- Required task -
Transcribe every entry below word for word, but skip the pictures.

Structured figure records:
★ ★ ★ ★

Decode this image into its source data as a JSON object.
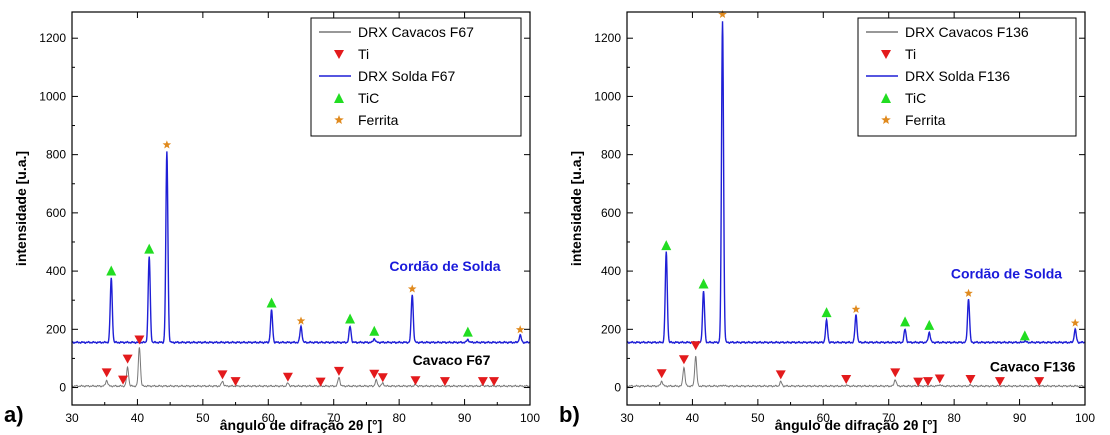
{
  "chart_data": [
    {
      "panel_label": "a)",
      "type": "line",
      "xlabel": "ângulo de difração 2θ [°]",
      "ylabel": "intensidade [u.a.]",
      "xlim": [
        30,
        100
      ],
      "ylim": [
        -60,
        1290
      ],
      "xticks": [
        30,
        40,
        50,
        60,
        70,
        80,
        90,
        100
      ],
      "yticks": [
        0,
        200,
        400,
        600,
        800,
        1000,
        1200
      ],
      "grid": false,
      "legend": {
        "placement": "top-right",
        "entries": [
          {
            "label": "DRX Cavacos F67",
            "kind": "line",
            "color": "#777777"
          },
          {
            "label": "Ti",
            "kind": "triangle-down",
            "color": "#e31a1c"
          },
          {
            "label": "DRX Solda F67",
            "kind": "line",
            "color": "#1f1fd6"
          },
          {
            "label": "TiC",
            "kind": "triangle-up",
            "color": "#22dd22"
          },
          {
            "label": "Ferrita",
            "kind": "star",
            "color": "#e08a1e"
          }
        ]
      },
      "annotations": [
        {
          "text": "Cordão de Solda",
          "x": 87,
          "y": 400,
          "color": "#1a1adb"
        },
        {
          "text": "Cavaco F67",
          "x": 88,
          "y": 78,
          "color": "#000000"
        }
      ],
      "series": [
        {
          "name": "DRX Solda F67",
          "color": "#1f1fd6",
          "baseline": 155,
          "peaks": [
            [
              36.0,
              375
            ],
            [
              41.8,
              450
            ],
            [
              44.5,
              810
            ],
            [
              60.5,
              265
            ],
            [
              65.0,
              210
            ],
            [
              72.5,
              210
            ],
            [
              76.2,
              168
            ],
            [
              82.0,
              320
            ],
            [
              90.5,
              165
            ],
            [
              98.5,
              180
            ]
          ]
        },
        {
          "name": "DRX Cavacos F67",
          "color": "#777777",
          "baseline": 5,
          "peaks": [
            [
              35.3,
              25
            ],
            [
              38.5,
              70
            ],
            [
              40.3,
              140
            ],
            [
              53.0,
              22
            ],
            [
              63.0,
              15
            ],
            [
              70.8,
              35
            ],
            [
              76.5,
              25
            ],
            [
              77.5,
              15
            ],
            [
              82.5,
              10
            ],
            [
              92.8,
              8
            ]
          ]
        }
      ],
      "markers": {
        "Ti": [
          [
            35.3,
            35
          ],
          [
            37.8,
            10
          ],
          [
            38.5,
            82
          ],
          [
            40.3,
            148
          ],
          [
            53.0,
            28
          ],
          [
            55.0,
            5
          ],
          [
            63.0,
            20
          ],
          [
            68.0,
            3
          ],
          [
            70.8,
            40
          ],
          [
            76.2,
            30
          ],
          [
            77.5,
            18
          ],
          [
            82.5,
            8
          ],
          [
            87.0,
            5
          ],
          [
            92.8,
            5
          ],
          [
            94.5,
            5
          ]
        ],
        "TiC": [
          [
            36.0,
            385
          ],
          [
            41.8,
            460
          ],
          [
            60.5,
            275
          ],
          [
            72.5,
            220
          ],
          [
            76.2,
            178
          ],
          [
            90.5,
            175
          ]
        ],
        "Ferrita": [
          [
            44.5,
            820
          ],
          [
            65.0,
            215
          ],
          [
            82.0,
            325
          ],
          [
            98.5,
            185
          ]
        ]
      }
    },
    {
      "panel_label": "b)",
      "type": "line",
      "xlabel": "ângulo de difração 2θ [°]",
      "ylabel": "intensidade [u.a.]",
      "xlim": [
        30,
        100
      ],
      "ylim": [
        -60,
        1290
      ],
      "xticks": [
        30,
        40,
        50,
        60,
        70,
        80,
        90,
        100
      ],
      "yticks": [
        0,
        200,
        400,
        600,
        800,
        1000,
        1200
      ],
      "grid": false,
      "legend": {
        "placement": "top-right",
        "entries": [
          {
            "label": "DRX Cavacos F136",
            "kind": "line",
            "color": "#777777"
          },
          {
            "label": "Ti",
            "kind": "triangle-down",
            "color": "#e31a1c"
          },
          {
            "label": "DRX Solda F136",
            "kind": "line",
            "color": "#1f1fd6"
          },
          {
            "label": "TiC",
            "kind": "triangle-up",
            "color": "#22dd22"
          },
          {
            "label": "Ferrita",
            "kind": "star",
            "color": "#e08a1e"
          }
        ]
      },
      "annotations": [
        {
          "text": "Cordão de Solda",
          "x": 88,
          "y": 375,
          "color": "#1a1adb"
        },
        {
          "text": "Cavaco F136",
          "x": 92,
          "y": 55,
          "color": "#000000"
        }
      ],
      "series": [
        {
          "name": "DRX Solda F136",
          "color": "#1f1fd6",
          "baseline": 155,
          "peaks": [
            [
              36.0,
              465
            ],
            [
              41.7,
              330
            ],
            [
              44.6,
              1260
            ],
            [
              60.5,
              230
            ],
            [
              65.0,
              250
            ],
            [
              72.5,
              200
            ],
            [
              76.2,
              190
            ],
            [
              82.2,
              305
            ],
            [
              90.8,
              160
            ],
            [
              98.5,
              200
            ]
          ]
        },
        {
          "name": "DRX Cavacos F136",
          "color": "#777777",
          "baseline": 5,
          "peaks": [
            [
              35.3,
              22
            ],
            [
              38.7,
              70
            ],
            [
              40.5,
              108
            ],
            [
              44.7,
              8
            ],
            [
              53.5,
              20
            ],
            [
              63.5,
              8
            ],
            [
              71.0,
              28
            ],
            [
              74.8,
              5
            ],
            [
              77.8,
              10
            ],
            [
              82.5,
              8
            ],
            [
              87.0,
              6
            ],
            [
              93.0,
              6
            ]
          ]
        }
      ],
      "markers": {
        "Ti": [
          [
            35.3,
            32
          ],
          [
            38.7,
            80
          ],
          [
            40.5,
            128
          ],
          [
            53.5,
            28
          ],
          [
            63.5,
            12
          ],
          [
            71.0,
            35
          ],
          [
            74.5,
            3
          ],
          [
            76.0,
            5
          ],
          [
            77.8,
            14
          ],
          [
            82.5,
            12
          ],
          [
            87.0,
            5
          ],
          [
            93.0,
            5
          ]
        ],
        "TiC": [
          [
            36.0,
            472
          ],
          [
            41.7,
            340
          ],
          [
            60.5,
            242
          ],
          [
            72.5,
            210
          ],
          [
            76.2,
            198
          ],
          [
            90.8,
            162
          ]
        ],
        "Ferrita": [
          [
            44.6,
            1268
          ],
          [
            65.0,
            255
          ],
          [
            82.2,
            310
          ],
          [
            98.5,
            208
          ]
        ]
      }
    }
  ]
}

★ ★ ★ ★

- Result -
Decode this image into its source data as a JSON object.
{
  "chart_data": [
    {
      "panel_label": "a)",
      "type": "line",
      "xlabel": "ângulo de difração 2θ [°]",
      "ylabel": "intensidade [u.a.]",
      "xlim": [
        30,
        100
      ],
      "ylim": [
        -60,
        1290
      ],
      "xticks": [
        30,
        40,
        50,
        60,
        70,
        80,
        90,
        100
      ],
      "yticks": [
        0,
        200,
        400,
        600,
        800,
        1000,
        1200
      ],
      "grid": false,
      "legend": {
        "placement": "top-right",
        "entries": [
          {
            "label": "DRX Cavacos F67",
            "kind": "line",
            "color": "#777777"
          },
          {
            "label": "Ti",
            "kind": "triangle-down",
            "color": "#e31a1c"
          },
          {
            "label": "DRX Solda F67",
            "kind": "line",
            "color": "#1f1fd6"
          },
          {
            "label": "TiC",
            "kind": "triangle-up",
            "color": "#22dd22"
          },
          {
            "label": "Ferrita",
            "kind": "star",
            "color": "#e08a1e"
          }
        ]
      },
      "annotations": [
        {
          "text": "Cordão de Solda",
          "x": 87,
          "y": 400,
          "color": "#1a1adb"
        },
        {
          "text": "Cavaco F67",
          "x": 88,
          "y": 78,
          "color": "#000000"
        }
      ],
      "series": [
        {
          "name": "DRX Solda F67",
          "color": "#1f1fd6",
          "baseline": 155,
          "peaks": [
            [
              36.0,
              375
            ],
            [
              41.8,
              450
            ],
            [
              44.5,
              810
            ],
            [
              60.5,
              265
            ],
            [
              65.0,
              210
            ],
            [
              72.5,
              210
            ],
            [
              76.2,
              168
            ],
            [
              82.0,
              320
            ],
            [
              90.5,
              165
            ],
            [
              98.5,
              180
            ]
          ]
        },
        {
          "name": "DRX Cavacos F67",
          "color": "#777777",
          "baseline": 5,
          "peaks": [
            [
              35.3,
              25
            ],
            [
              38.5,
              70
            ],
            [
              40.3,
              140
            ],
            [
              53.0,
              22
            ],
            [
              63.0,
              15
            ],
            [
              70.8,
              35
            ],
            [
              76.5,
              25
            ],
            [
              77.5,
              15
            ],
            [
              82.5,
              10
            ],
            [
              92.8,
              8
            ]
          ]
        }
      ],
      "markers": {
        "Ti": [
          [
            35.3,
            35
          ],
          [
            37.8,
            10
          ],
          [
            38.5,
            82
          ],
          [
            40.3,
            148
          ],
          [
            53.0,
            28
          ],
          [
            55.0,
            5
          ],
          [
            63.0,
            20
          ],
          [
            68.0,
            3
          ],
          [
            70.8,
            40
          ],
          [
            76.2,
            30
          ],
          [
            77.5,
            18
          ],
          [
            82.5,
            8
          ],
          [
            87.0,
            5
          ],
          [
            92.8,
            5
          ],
          [
            94.5,
            5
          ]
        ],
        "TiC": [
          [
            36.0,
            385
          ],
          [
            41.8,
            460
          ],
          [
            60.5,
            275
          ],
          [
            72.5,
            220
          ],
          [
            76.2,
            178
          ],
          [
            90.5,
            175
          ]
        ],
        "Ferrita": [
          [
            44.5,
            820
          ],
          [
            65.0,
            215
          ],
          [
            82.0,
            325
          ],
          [
            98.5,
            185
          ]
        ]
      }
    },
    {
      "panel_label": "b)",
      "type": "line",
      "xlabel": "ângulo de difração 2θ [°]",
      "ylabel": "intensidade [u.a.]",
      "xlim": [
        30,
        100
      ],
      "ylim": [
        -60,
        1290
      ],
      "xticks": [
        30,
        40,
        50,
        60,
        70,
        80,
        90,
        100
      ],
      "yticks": [
        0,
        200,
        400,
        600,
        800,
        1000,
        1200
      ],
      "grid": false,
      "legend": {
        "placement": "top-right",
        "entries": [
          {
            "label": "DRX Cavacos F136",
            "kind": "line",
            "color": "#777777"
          },
          {
            "label": "Ti",
            "kind": "triangle-down",
            "color": "#e31a1c"
          },
          {
            "label": "DRX Solda F136",
            "kind": "line",
            "color": "#1f1fd6"
          },
          {
            "label": "TiC",
            "kind": "triangle-up",
            "color": "#22dd22"
          },
          {
            "label": "Ferrita",
            "kind": "star",
            "color": "#e08a1e"
          }
        ]
      },
      "annotations": [
        {
          "text": "Cordão de Solda",
          "x": 88,
          "y": 375,
          "color": "#1a1adb"
        },
        {
          "text": "Cavaco F136",
          "x": 92,
          "y": 55,
          "color": "#000000"
        }
      ],
      "series": [
        {
          "name": "DRX Solda F136",
          "color": "#1f1fd6",
          "baseline": 155,
          "peaks": [
            [
              36.0,
              465
            ],
            [
              41.7,
              330
            ],
            [
              44.6,
              1260
            ],
            [
              60.5,
              230
            ],
            [
              65.0,
              250
            ],
            [
              72.5,
              200
            ],
            [
              76.2,
              190
            ],
            [
              82.2,
              305
            ],
            [
              90.8,
              160
            ],
            [
              98.5,
              200
            ]
          ]
        },
        {
          "name": "DRX Cavacos F136",
          "color": "#777777",
          "baseline": 5,
          "peaks": [
            [
              35.3,
              22
            ],
            [
              38.7,
              70
            ],
            [
              40.5,
              108
            ],
            [
              44.7,
              8
            ],
            [
              53.5,
              20
            ],
            [
              63.5,
              8
            ],
            [
              71.0,
              28
            ],
            [
              74.8,
              5
            ],
            [
              77.8,
              10
            ],
            [
              82.5,
              8
            ],
            [
              87.0,
              6
            ],
            [
              93.0,
              6
            ]
          ]
        }
      ],
      "markers": {
        "Ti": [
          [
            35.3,
            32
          ],
          [
            38.7,
            80
          ],
          [
            40.5,
            128
          ],
          [
            53.5,
            28
          ],
          [
            63.5,
            12
          ],
          [
            71.0,
            35
          ],
          [
            74.5,
            3
          ],
          [
            76.0,
            5
          ],
          [
            77.8,
            14
          ],
          [
            82.5,
            12
          ],
          [
            87.0,
            5
          ],
          [
            93.0,
            5
          ]
        ],
        "TiC": [
          [
            36.0,
            472
          ],
          [
            41.7,
            340
          ],
          [
            60.5,
            242
          ],
          [
            72.5,
            210
          ],
          [
            76.2,
            198
          ],
          [
            90.8,
            162
          ]
        ],
        "Ferrita": [
          [
            44.6,
            1268
          ],
          [
            65.0,
            255
          ],
          [
            82.2,
            310
          ],
          [
            98.5,
            208
          ]
        ]
      }
    }
  ]
}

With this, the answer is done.